[start]

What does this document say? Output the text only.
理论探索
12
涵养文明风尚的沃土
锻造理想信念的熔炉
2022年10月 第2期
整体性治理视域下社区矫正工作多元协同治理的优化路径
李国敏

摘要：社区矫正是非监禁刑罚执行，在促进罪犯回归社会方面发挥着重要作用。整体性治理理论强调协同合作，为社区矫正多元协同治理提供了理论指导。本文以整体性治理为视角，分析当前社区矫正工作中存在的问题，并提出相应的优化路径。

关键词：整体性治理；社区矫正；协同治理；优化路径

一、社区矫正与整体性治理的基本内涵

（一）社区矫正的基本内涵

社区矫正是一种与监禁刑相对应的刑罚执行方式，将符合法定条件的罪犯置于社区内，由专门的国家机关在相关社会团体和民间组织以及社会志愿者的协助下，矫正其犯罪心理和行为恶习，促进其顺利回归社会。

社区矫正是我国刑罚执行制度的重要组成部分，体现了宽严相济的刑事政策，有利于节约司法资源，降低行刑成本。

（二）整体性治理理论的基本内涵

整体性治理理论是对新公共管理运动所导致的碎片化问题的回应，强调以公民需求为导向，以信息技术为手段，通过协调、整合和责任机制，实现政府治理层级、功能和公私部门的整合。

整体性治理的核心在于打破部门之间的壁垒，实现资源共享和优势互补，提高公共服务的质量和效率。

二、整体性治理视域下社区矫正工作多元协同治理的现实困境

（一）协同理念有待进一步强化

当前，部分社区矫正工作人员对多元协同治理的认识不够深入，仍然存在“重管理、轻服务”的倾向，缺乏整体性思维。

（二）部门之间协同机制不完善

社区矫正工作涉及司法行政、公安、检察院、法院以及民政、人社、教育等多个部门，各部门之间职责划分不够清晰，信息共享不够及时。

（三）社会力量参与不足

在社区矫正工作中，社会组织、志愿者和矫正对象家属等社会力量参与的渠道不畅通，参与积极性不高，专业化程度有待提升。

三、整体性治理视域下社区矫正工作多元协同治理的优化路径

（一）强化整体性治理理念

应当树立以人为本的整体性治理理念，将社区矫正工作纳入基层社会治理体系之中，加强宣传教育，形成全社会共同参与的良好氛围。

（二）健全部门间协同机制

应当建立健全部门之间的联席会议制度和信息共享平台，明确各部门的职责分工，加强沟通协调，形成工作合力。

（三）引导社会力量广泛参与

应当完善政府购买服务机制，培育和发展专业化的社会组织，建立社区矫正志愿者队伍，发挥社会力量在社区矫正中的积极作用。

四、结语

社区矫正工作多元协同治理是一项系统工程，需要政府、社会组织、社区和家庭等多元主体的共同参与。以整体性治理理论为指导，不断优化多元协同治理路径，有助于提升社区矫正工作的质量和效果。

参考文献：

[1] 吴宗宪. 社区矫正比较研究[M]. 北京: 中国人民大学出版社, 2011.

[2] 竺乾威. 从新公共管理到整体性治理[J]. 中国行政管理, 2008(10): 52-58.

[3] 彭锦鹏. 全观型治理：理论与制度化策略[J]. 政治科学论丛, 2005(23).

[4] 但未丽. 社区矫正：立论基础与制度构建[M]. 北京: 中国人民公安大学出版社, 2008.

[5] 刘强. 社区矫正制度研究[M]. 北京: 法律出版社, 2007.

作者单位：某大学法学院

[end]

* **WORK INSTRUCTIONS**:
Tell how many lines above contain the word "整体性治理视域下社区矫正工作多元协同治理的优化路径". Give the number alone.

* **COMPLETE OUTPUT**:
2